* GIVEN INSTRUCTION *
Gather all lines from the material that contain the word "frac".

>> Start INPUT DATA

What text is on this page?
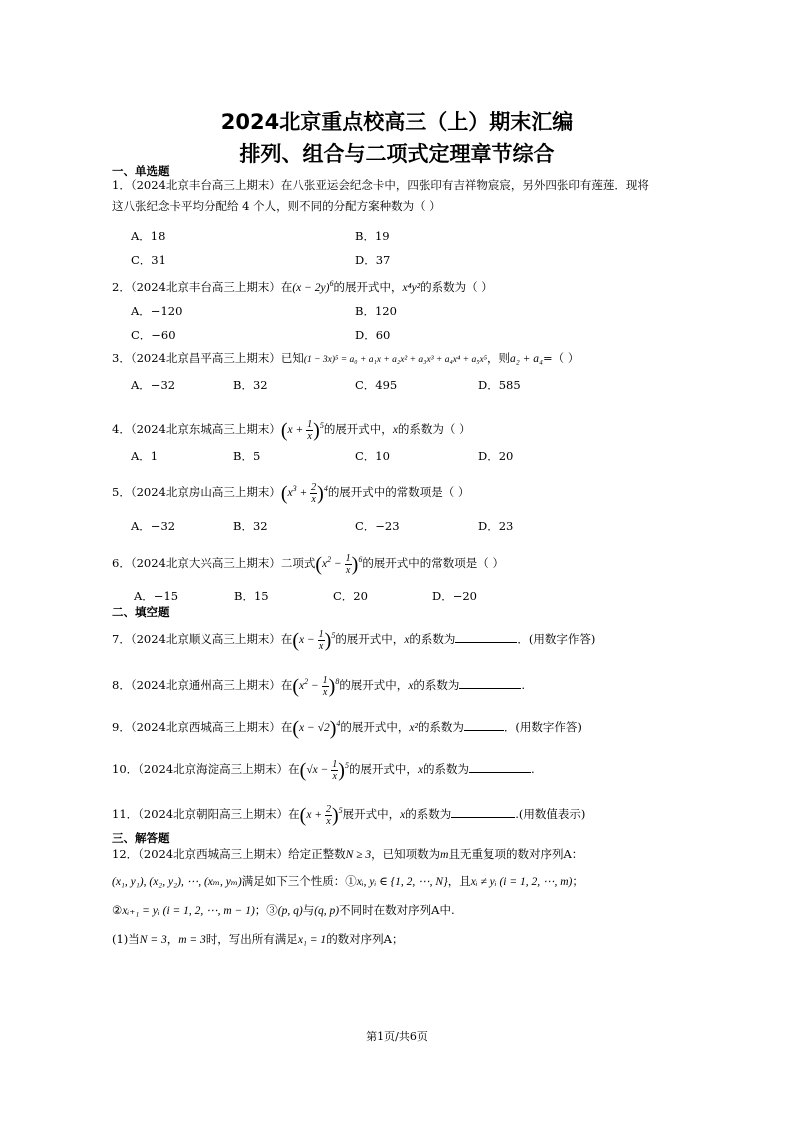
2024北京重点校高三（上）期末汇编
排列、组合与二项式定理章节综合
一、单选题
1．（2024北京丰台高三上期末）在八张亚运会纪念卡中，四张印有吉祥物宸宸，另外四张印有莲莲．现将
这八张纪念卡平均分配给 4 个人，则不同的分配方案种数为（ ）
A．18	B．19
C．31	D．37
2．（2024北京丰台高三上期末）在$(x - 2y)^6$的展开式中，x⁴y²的系数为（ ）
A．−120	B．120
C．−60	D．60
3．（2024北京昌平高三上期末）已知(1 − 3x)⁵ = a₀ + a₁x + a₂x² + a₃x³ + a₄x⁴ + a₅x⁵，则a₂ + a₄=（ ）
A．−32	B．32	C．495	D．585
4．（2024北京东城高三上期末）$(x + \frac{1}{x} )^5$的展开式中，x的系数为（ ）
A．1	B．5	C．10	D．20
5．（2024北京房山高三上期末）$(x^3 + \frac{2}{x} )^4$的展开式中的常数项是（ ）
A．−32	B．32	C．−23	D．23
6．（2024北京大兴高三上期末）二项式$(x^2 - \frac{1}{x} )^6$的展开式中的常数项是（ ）
A．−15	B．15	C．20	D．−20
二、填空题
7．（2024北京顺义高三上期末）在$(x - \frac{1}{x} )^5$的展开式中，x的系数为	．(用数字作答)
8．（2024北京通州高三上期末）在$(x^2 - \frac{1}{x} )^8$的展开式中，x的系数为	.
9．（2024北京西城高三上期末）在$(x - √2)^4$的展开式中，x²的系数为	．(用数字作答)
10．（2024北京海淀高三上期末）在$(√x - \frac{1}{x} )^5$的展开式中，x的系数为	.
11．（2024北京朝阳高三上期末）在$(x + \frac{2}{x} )^5$展开式中，x的系数为	.(用数值表示)
三、解答题
12．（2024北京西城高三上期末）给定正整数N ≥ 3，已知项数为m且无重复项的数对序列A：
(x₁, y₁), (x₂, y₂), ⋯, (xₘ, yₘ)满足如下三个性质：①xᵢ, yᵢ ∈ {1, 2, ⋯, N}，且xᵢ ≠ yᵢ (i = 1, 2, ⋯, m)；
②xᵢ₊₁ = yᵢ (i = 1, 2, ⋯, m − 1)；③(p, q)与(q, p)不同时在数对序列A中.
(1)当N = 3，m = 3时，写出所有满足x₁ = 1的数对序列A；
第1页/共6页
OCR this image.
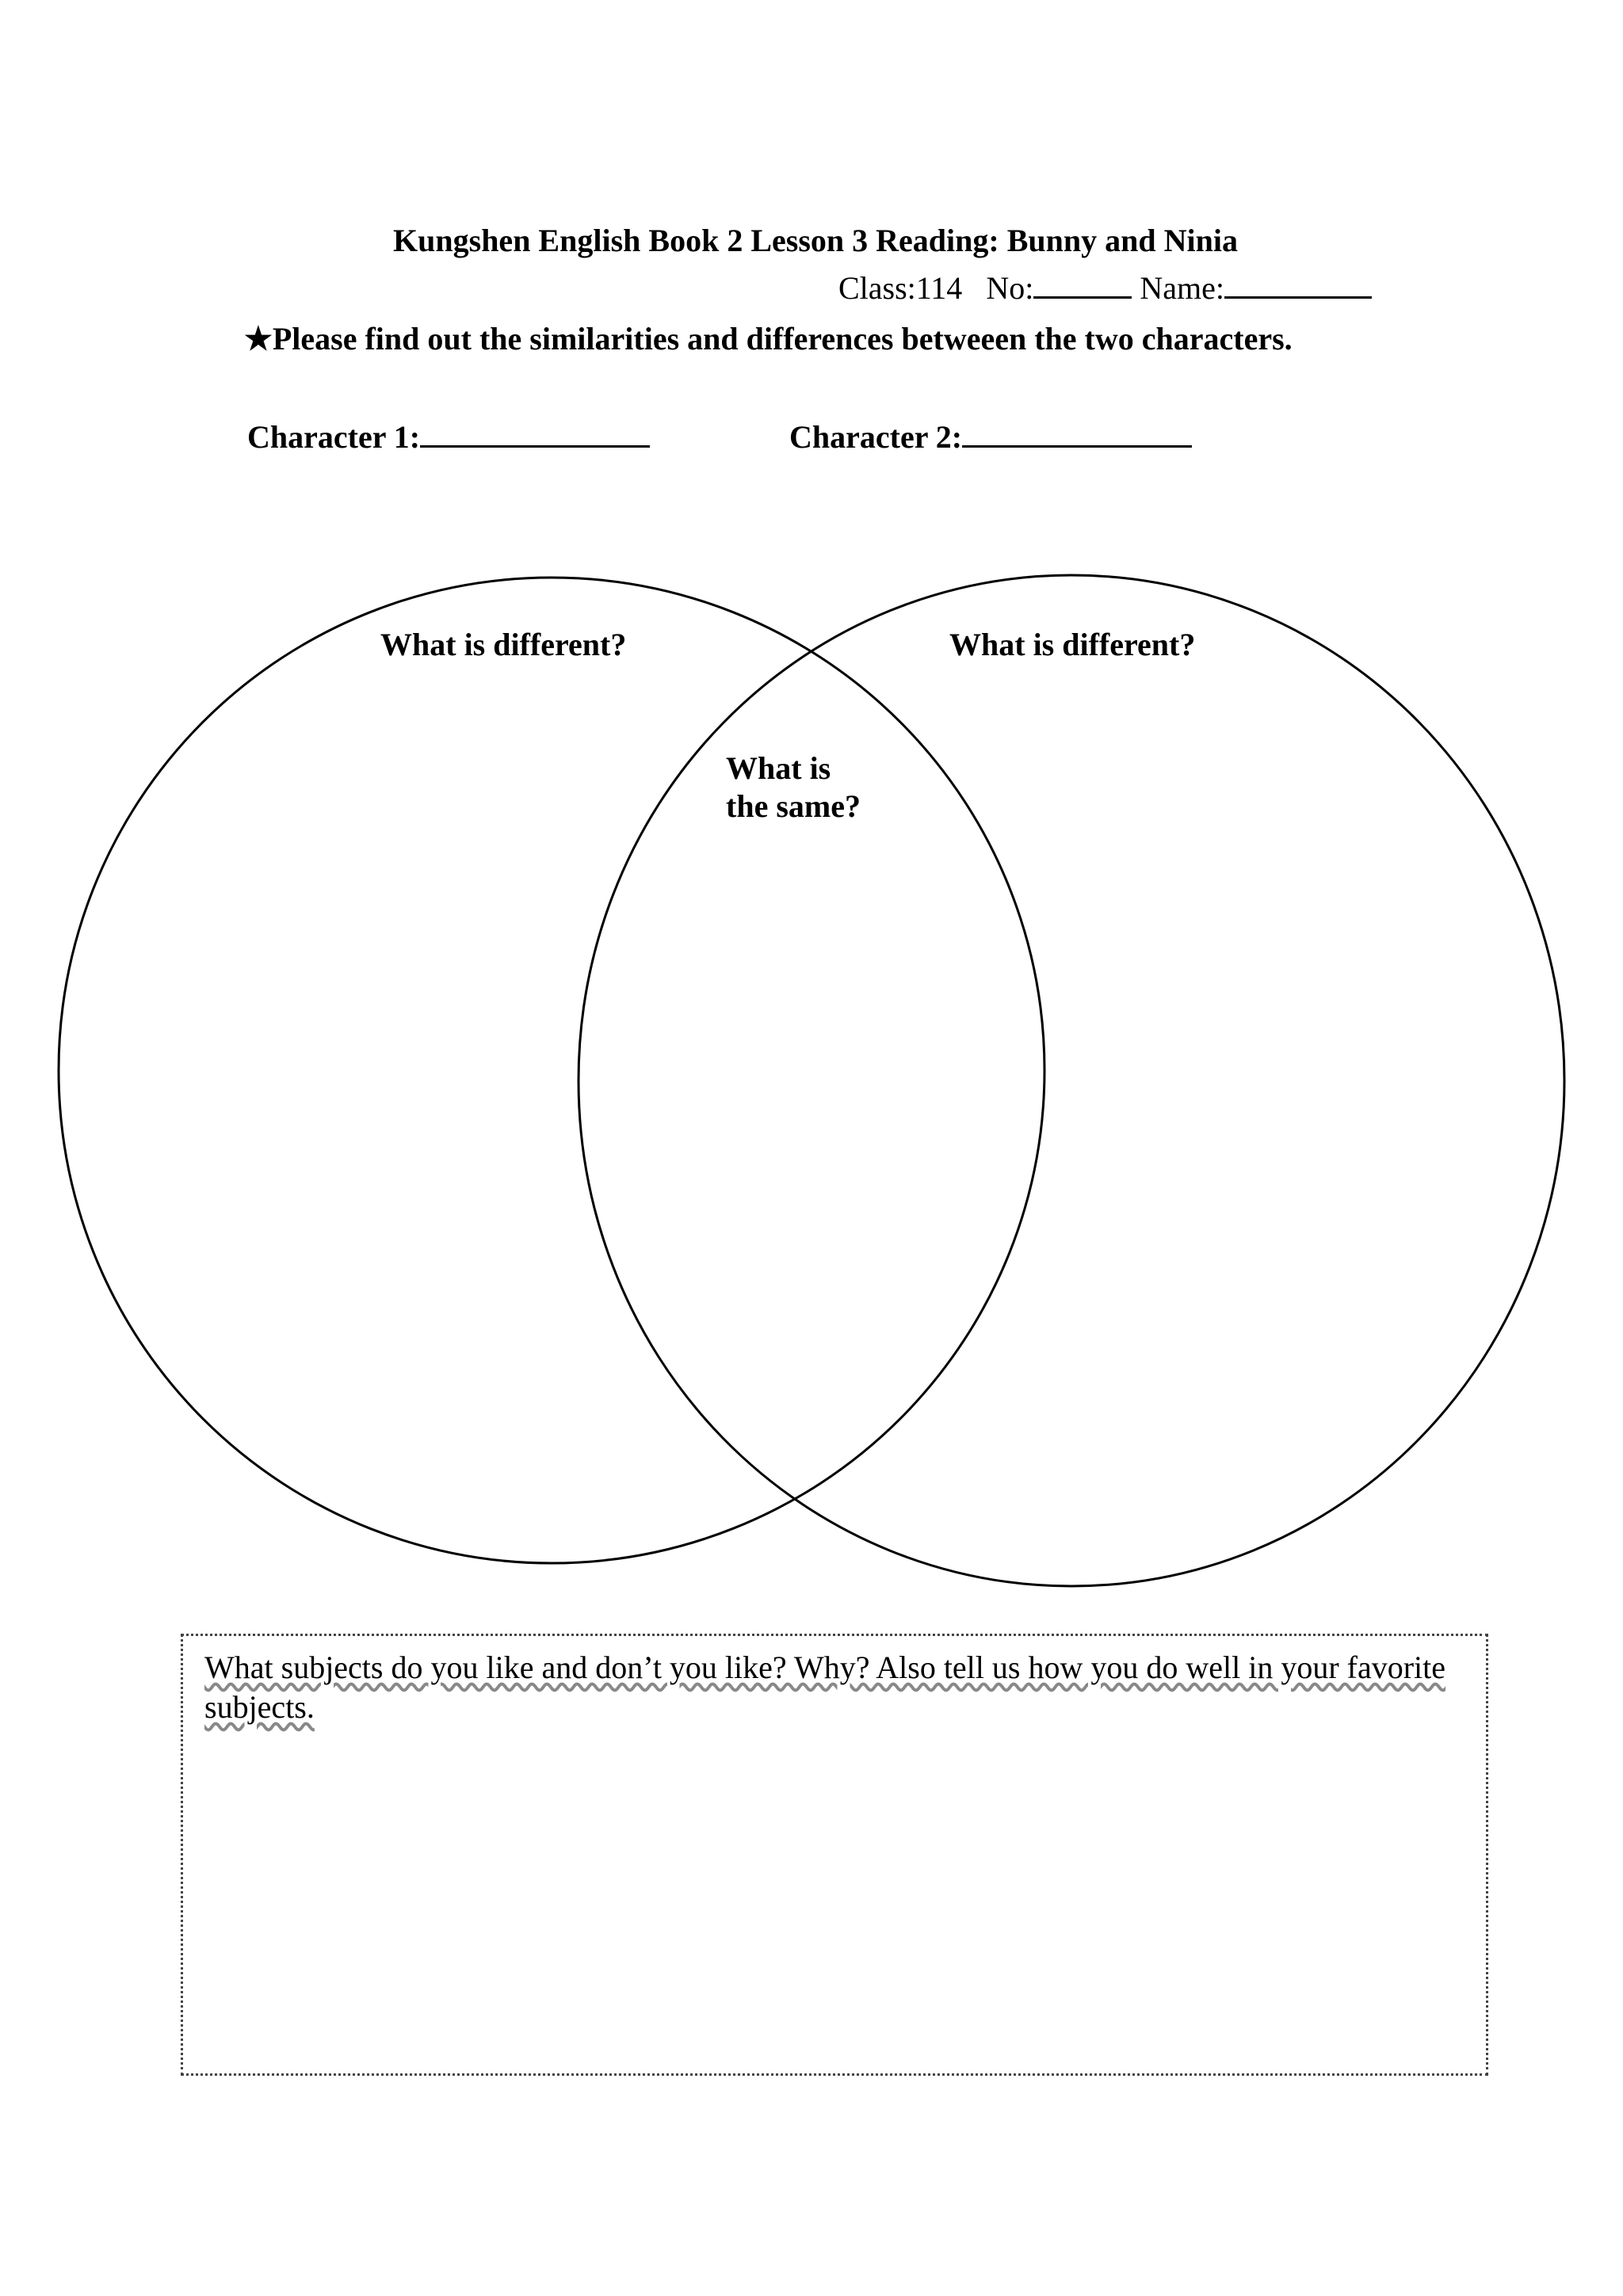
Kungshen English Book 2 Lesson 3 Reading: Bunny and Ninia
Class:114 No:	Name:
★Please find out the similarities and differences betweeen the two characters.
Character 1:	Character 2:
What is different?	What is different?
What is
the same?
What subjects do you like and don’t you like? Why? Also tell us how you do well in your favorite subjects.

>> End INPUT DATA

* EXERCISE RESULT *
4．（2024北京东城高三上期末）$(x + \frac{1}{x} )^5$的展开式中，x的系数为（ ）
5．（2024北京房山高三上期末）$(x^3 + \frac{2}{x} )^4$的展开式中的常数项是（ ）
6．（2024北京大兴高三上期末）二项式$(x^2 - \frac{1}{x} )^6$的展开式中的常数项是（ ）
7．（2024北京顺义高三上期末）在$(x - \frac{1}{x} )^5$的展开式中，x的系数为	．(用数字作答)
8．（2024北京通州高三上期末）在$(x^2 - \frac{1}{x} )^8$的展开式中，x的系数为	.
10．（2024北京海淀高三上期末）在$(√x - \frac{1}{x} )^5$的展开式中，x的系数为	.
11．（2024北京朝阳高三上期末）在$(x + \frac{2}{x} )^5$展开式中，x的系数为	.(用数值表示)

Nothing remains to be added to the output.